◆ **Given task**: Report each line of the data that includes the word "inquisitive".

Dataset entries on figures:
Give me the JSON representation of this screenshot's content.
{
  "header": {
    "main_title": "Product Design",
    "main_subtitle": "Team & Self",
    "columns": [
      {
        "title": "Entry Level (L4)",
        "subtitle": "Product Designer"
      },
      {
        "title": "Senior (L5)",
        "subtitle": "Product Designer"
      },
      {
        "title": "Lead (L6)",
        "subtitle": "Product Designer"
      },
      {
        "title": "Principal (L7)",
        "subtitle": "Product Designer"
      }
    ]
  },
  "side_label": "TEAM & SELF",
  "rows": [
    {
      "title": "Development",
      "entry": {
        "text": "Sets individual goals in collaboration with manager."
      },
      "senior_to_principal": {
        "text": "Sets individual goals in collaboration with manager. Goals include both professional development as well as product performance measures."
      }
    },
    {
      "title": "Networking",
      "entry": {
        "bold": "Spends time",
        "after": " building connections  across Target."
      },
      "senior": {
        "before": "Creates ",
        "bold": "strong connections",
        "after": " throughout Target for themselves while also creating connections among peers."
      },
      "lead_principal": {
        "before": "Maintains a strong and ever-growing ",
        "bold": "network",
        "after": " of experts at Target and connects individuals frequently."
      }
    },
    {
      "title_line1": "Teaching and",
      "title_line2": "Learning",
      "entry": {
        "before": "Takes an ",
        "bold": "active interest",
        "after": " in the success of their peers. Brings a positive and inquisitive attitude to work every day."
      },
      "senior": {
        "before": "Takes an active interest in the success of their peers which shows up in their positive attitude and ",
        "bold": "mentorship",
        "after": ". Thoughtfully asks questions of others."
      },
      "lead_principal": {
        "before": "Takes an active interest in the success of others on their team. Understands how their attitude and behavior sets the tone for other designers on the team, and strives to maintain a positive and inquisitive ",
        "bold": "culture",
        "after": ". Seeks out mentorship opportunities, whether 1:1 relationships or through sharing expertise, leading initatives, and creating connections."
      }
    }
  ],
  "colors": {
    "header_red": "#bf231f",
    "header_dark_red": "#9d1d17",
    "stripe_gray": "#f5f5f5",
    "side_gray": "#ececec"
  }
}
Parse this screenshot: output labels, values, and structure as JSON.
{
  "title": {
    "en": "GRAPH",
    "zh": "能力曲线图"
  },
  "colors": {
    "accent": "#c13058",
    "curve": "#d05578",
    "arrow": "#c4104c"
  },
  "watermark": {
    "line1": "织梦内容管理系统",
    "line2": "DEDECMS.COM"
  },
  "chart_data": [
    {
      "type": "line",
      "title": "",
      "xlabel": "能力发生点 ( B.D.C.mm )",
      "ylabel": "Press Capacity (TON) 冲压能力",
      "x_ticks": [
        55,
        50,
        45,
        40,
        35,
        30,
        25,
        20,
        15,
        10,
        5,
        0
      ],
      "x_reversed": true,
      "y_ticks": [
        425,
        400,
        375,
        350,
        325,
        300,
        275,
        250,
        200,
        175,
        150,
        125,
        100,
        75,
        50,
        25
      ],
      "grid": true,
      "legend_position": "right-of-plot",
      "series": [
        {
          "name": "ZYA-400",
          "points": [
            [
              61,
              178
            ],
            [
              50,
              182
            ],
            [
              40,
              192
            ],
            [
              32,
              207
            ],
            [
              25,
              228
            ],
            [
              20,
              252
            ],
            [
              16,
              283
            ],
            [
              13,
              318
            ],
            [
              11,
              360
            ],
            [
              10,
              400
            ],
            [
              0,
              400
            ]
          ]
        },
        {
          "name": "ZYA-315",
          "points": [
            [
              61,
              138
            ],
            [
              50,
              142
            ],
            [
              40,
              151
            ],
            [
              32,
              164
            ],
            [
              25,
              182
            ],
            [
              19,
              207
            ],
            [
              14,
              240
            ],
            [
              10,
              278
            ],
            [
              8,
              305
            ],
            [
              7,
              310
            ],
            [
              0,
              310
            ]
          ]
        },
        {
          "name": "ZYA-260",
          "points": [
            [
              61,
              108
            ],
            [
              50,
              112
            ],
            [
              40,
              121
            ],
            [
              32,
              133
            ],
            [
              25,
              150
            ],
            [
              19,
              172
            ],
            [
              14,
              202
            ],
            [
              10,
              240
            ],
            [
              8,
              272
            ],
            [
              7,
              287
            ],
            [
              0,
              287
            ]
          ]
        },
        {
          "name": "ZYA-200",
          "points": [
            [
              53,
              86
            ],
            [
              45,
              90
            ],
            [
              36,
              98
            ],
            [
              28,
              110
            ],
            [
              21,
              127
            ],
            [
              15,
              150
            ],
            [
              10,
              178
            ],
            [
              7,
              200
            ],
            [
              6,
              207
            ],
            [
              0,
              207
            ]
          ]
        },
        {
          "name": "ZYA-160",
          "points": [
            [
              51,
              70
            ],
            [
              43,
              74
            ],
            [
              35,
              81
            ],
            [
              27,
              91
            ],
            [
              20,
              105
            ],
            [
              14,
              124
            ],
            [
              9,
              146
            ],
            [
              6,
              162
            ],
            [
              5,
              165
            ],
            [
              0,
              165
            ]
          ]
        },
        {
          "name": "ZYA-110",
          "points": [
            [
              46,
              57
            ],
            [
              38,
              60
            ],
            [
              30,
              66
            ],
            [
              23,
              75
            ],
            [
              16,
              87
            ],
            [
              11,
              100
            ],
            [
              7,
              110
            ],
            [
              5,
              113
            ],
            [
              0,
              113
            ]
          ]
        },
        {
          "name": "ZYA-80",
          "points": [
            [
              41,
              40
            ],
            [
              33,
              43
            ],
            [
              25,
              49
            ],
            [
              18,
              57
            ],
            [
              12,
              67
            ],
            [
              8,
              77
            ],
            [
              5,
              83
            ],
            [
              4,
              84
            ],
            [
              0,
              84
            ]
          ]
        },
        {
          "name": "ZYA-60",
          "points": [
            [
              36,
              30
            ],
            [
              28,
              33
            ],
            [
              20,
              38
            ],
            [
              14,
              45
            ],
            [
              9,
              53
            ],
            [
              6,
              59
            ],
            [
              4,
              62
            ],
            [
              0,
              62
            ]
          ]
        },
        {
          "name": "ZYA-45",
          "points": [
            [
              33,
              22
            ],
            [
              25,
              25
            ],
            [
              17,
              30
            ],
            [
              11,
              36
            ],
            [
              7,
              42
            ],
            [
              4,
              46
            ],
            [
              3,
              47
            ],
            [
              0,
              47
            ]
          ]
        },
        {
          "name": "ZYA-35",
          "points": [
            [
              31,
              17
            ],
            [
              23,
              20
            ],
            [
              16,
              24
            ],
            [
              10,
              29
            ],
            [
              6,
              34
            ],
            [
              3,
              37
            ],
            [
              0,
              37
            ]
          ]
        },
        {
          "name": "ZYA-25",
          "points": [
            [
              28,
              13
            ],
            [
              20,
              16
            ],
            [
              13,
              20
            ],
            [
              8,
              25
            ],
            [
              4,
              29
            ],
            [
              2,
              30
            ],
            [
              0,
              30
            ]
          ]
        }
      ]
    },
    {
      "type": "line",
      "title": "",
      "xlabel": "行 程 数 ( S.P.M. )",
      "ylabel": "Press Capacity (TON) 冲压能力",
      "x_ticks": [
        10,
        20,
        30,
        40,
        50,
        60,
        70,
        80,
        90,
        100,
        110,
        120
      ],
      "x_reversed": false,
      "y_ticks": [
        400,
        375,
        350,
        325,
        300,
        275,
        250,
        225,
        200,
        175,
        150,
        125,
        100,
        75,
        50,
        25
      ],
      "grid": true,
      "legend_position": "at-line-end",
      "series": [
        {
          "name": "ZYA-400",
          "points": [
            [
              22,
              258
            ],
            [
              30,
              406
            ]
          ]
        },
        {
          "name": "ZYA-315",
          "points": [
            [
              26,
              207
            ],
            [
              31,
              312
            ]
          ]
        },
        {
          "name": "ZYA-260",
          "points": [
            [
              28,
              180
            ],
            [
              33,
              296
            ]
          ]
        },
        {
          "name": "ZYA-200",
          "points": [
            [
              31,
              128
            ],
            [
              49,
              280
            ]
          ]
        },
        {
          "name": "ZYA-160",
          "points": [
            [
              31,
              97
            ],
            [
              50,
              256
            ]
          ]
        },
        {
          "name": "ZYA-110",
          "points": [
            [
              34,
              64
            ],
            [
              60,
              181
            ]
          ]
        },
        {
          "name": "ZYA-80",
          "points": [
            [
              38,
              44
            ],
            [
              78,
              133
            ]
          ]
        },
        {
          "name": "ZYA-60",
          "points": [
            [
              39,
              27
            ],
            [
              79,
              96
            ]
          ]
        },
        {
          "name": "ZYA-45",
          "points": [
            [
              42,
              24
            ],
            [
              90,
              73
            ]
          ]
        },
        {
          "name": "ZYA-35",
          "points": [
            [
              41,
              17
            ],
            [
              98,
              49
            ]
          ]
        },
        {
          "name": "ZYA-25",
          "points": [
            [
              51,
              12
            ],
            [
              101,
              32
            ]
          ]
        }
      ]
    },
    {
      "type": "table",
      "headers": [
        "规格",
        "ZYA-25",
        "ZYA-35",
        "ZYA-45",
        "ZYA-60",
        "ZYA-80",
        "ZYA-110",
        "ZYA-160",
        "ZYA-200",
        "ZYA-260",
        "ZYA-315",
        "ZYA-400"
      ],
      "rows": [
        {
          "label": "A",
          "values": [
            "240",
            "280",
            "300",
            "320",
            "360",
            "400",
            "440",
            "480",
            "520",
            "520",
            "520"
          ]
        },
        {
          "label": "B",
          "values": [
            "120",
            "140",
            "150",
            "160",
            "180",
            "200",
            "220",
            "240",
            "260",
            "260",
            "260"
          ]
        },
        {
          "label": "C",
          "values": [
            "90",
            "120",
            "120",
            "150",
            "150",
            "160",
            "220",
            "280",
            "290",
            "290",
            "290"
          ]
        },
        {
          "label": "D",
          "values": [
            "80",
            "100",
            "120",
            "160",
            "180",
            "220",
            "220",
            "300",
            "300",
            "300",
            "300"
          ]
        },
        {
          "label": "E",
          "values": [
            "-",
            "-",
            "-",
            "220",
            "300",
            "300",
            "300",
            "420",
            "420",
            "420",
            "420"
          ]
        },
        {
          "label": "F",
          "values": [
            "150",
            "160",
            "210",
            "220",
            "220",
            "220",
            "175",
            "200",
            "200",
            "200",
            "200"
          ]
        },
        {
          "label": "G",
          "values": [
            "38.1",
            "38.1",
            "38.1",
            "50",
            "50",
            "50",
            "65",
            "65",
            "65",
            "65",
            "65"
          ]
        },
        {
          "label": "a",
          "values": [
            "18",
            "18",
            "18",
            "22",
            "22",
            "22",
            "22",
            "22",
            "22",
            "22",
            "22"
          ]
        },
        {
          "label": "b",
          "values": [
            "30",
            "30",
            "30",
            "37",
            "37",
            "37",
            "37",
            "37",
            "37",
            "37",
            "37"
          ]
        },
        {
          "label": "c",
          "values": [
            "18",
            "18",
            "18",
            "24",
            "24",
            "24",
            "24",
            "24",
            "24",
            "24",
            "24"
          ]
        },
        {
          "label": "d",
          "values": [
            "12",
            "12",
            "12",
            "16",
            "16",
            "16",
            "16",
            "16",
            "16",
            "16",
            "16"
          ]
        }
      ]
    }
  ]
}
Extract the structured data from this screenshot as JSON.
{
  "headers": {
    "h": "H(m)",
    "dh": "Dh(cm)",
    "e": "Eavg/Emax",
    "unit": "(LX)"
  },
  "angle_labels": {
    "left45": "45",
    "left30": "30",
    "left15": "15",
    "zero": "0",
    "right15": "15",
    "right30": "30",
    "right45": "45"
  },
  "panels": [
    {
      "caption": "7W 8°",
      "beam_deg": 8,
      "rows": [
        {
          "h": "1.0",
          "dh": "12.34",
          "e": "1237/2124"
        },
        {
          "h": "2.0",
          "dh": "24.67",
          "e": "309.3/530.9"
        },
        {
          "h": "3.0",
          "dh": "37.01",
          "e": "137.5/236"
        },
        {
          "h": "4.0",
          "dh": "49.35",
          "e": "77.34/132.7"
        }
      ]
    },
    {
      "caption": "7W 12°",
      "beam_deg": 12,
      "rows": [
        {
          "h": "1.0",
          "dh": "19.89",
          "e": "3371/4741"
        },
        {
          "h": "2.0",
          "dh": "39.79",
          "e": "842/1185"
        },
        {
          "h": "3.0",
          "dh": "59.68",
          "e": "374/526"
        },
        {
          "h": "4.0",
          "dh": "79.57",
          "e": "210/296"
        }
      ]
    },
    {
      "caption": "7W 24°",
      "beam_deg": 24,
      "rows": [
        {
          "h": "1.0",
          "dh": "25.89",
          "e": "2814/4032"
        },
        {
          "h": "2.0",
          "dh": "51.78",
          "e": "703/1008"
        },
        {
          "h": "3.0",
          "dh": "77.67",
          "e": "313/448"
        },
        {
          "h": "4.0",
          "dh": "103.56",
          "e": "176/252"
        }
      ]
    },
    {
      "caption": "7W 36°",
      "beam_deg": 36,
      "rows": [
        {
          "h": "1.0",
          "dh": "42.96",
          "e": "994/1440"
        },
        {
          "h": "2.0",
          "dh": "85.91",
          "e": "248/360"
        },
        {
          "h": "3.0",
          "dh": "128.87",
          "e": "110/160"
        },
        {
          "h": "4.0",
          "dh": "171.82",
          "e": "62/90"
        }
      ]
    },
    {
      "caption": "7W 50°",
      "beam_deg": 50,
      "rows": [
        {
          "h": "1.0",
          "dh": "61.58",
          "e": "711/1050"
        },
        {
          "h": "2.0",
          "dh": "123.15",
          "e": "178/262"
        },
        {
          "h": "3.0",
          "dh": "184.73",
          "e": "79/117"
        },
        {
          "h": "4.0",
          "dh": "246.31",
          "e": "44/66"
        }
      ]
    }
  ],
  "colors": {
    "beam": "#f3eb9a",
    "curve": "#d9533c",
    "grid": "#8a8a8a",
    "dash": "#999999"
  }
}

◆ **Task solution**:
        "after": " in the success of their peers. Brings a positive and inquisitive attitude to work every day."
        "before": "Takes an active interest in the success of others on their team. Understands how their attitude and behavior sets the tone for other designers on the team, and strives to maintain a positive and inquisitive ",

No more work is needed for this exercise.